- **What is being asked**: Copy, from the entries below, each line in which the string "Choose" appears.

- **Records provided**:

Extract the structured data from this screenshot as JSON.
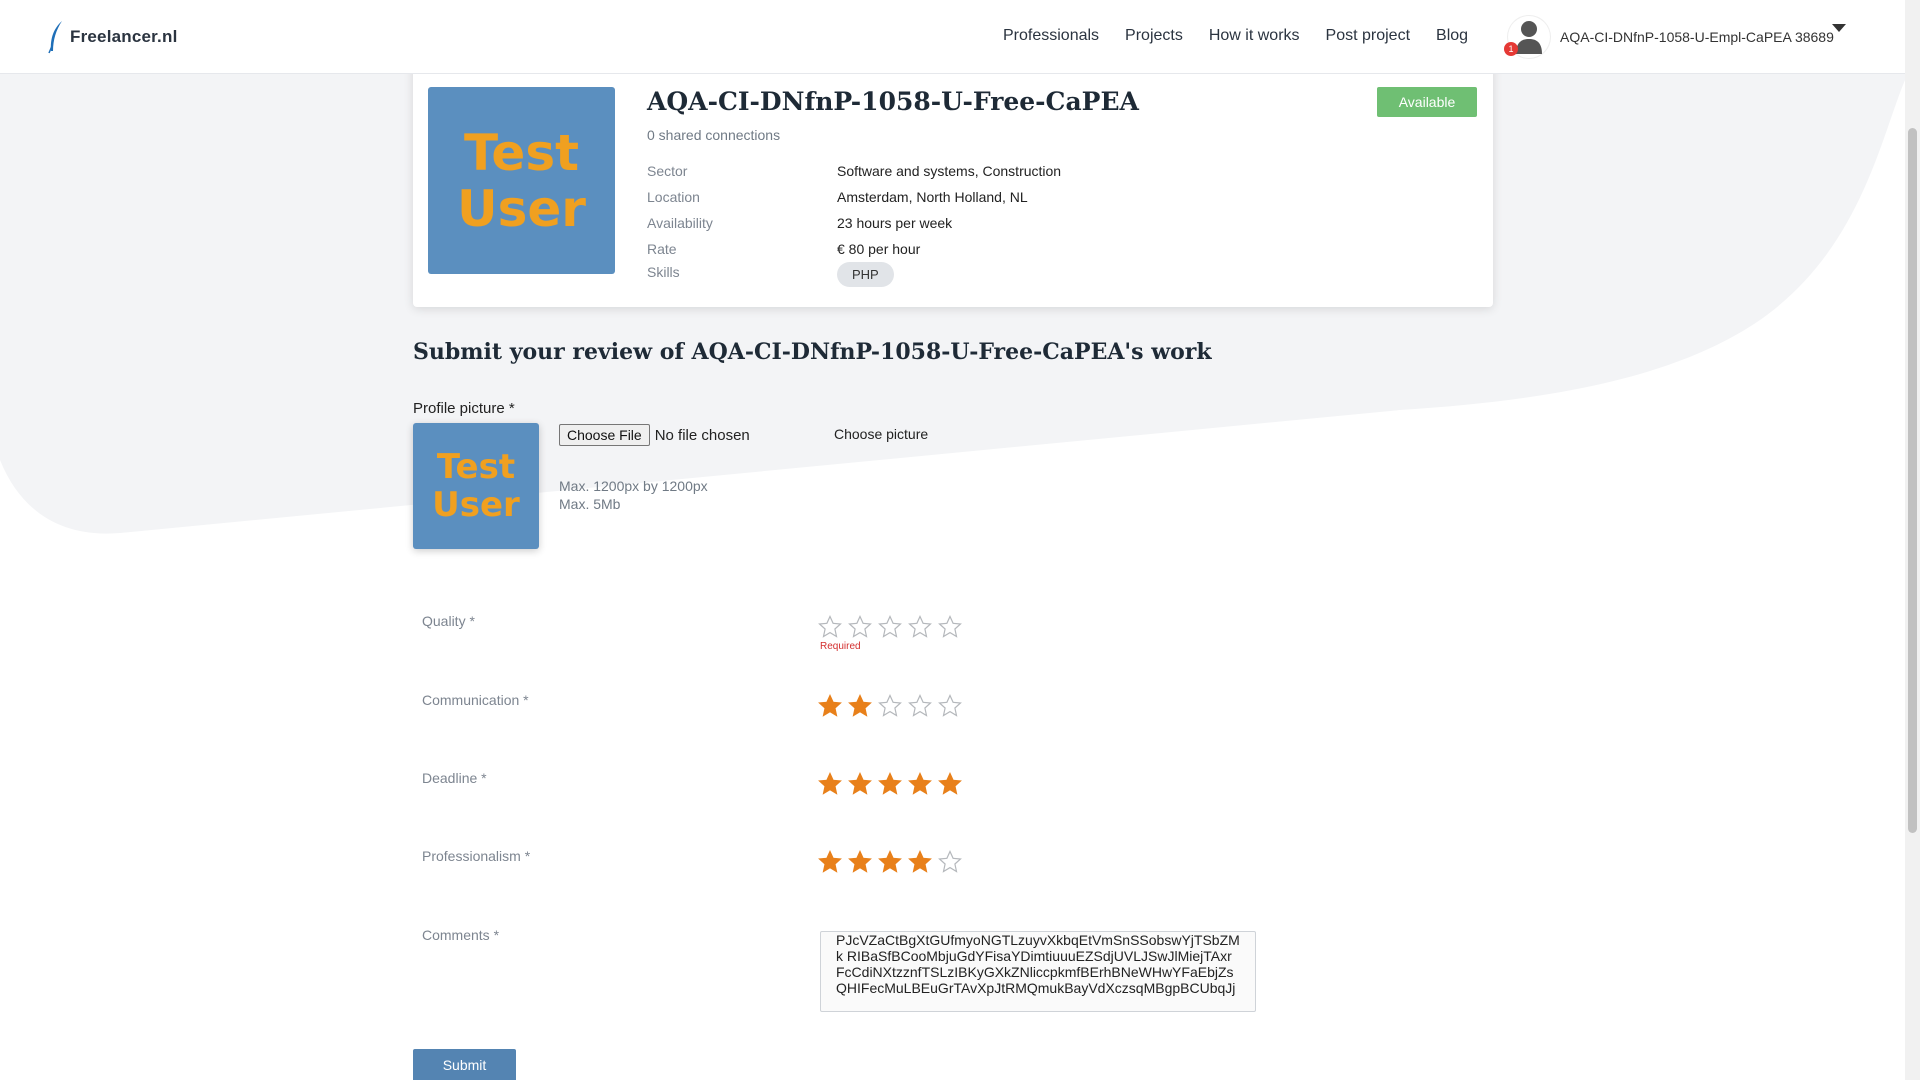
{
  "header": {
    "logo_text": "Freelancer.nl",
    "nav": [
      "Professionals",
      "Projects",
      "How it works",
      "Post project",
      "Blog"
    ],
    "user_name": "AQA-CI-DNfnP-1058-U-Empl-CaPEA 38689",
    "notification_count": "1"
  },
  "profile": {
    "picture_text": [
      "Test",
      "User"
    ],
    "name": "AQA-CI-DNfnP-1058-U-Free-CaPEA",
    "shared_connections": "0 shared connections",
    "status": "Available",
    "status_color": "#6fbf73",
    "info": [
      {
        "label": "Sector",
        "value": "Software and systems, Construction"
      },
      {
        "label": "Location",
        "value": "Amsterdam, North Holland, NL"
      },
      {
        "label": "Availability",
        "value": "23 hours per week"
      },
      {
        "label": "Rate",
        "value": "€ 80 per hour"
      }
    ],
    "skills_label": "Skills",
    "skills": [
      "PHP"
    ]
  },
  "review": {
    "title": "Submit your review of AQA-CI-DNfnP-1058-U-Free-CaPEA's work",
    "picture_label": "Profile picture *",
    "file_button": "Choose File",
    "file_status": "No file chosen",
    "choose_picture": "Choose picture",
    "hint_lines": [
      "Max. 1200px by 1200px",
      "Max. 5Mb"
    ],
    "ratings": [
      {
        "label": "Quality *",
        "stars": 0,
        "max": 5,
        "error": "Required"
      },
      {
        "label": "Communication *",
        "stars": 2,
        "max": 5
      },
      {
        "label": "Deadline *",
        "stars": 5,
        "max": 5
      },
      {
        "label": "Professionalism *",
        "stars": 4,
        "max": 5
      }
    ],
    "comments_label": "Comments *",
    "comments_value": "PJcVZaCtBgXtGUfmyoNGTLzuyvXkbqEtVmSnSSobswYjTSbZMk RIBaSfBCooMbjuGdYFisaYDimtiuuuEZSdjUVLJSwJlMiejTAxrFcCdiNXtzznfTSLzIBKyGXkZNliccpkmfBErhBNeWHwYFaEbjZsQHIFecMuLBEuGrTAvXpJtRMQmukBayVdXczsqMBgpBCUbqJj",
    "submit_label": "Submit",
    "accent_color": "#e8801a"
  }
}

- **Written reply**:
    "file_button": "Choose File",
    "choose_picture": "Choose picture",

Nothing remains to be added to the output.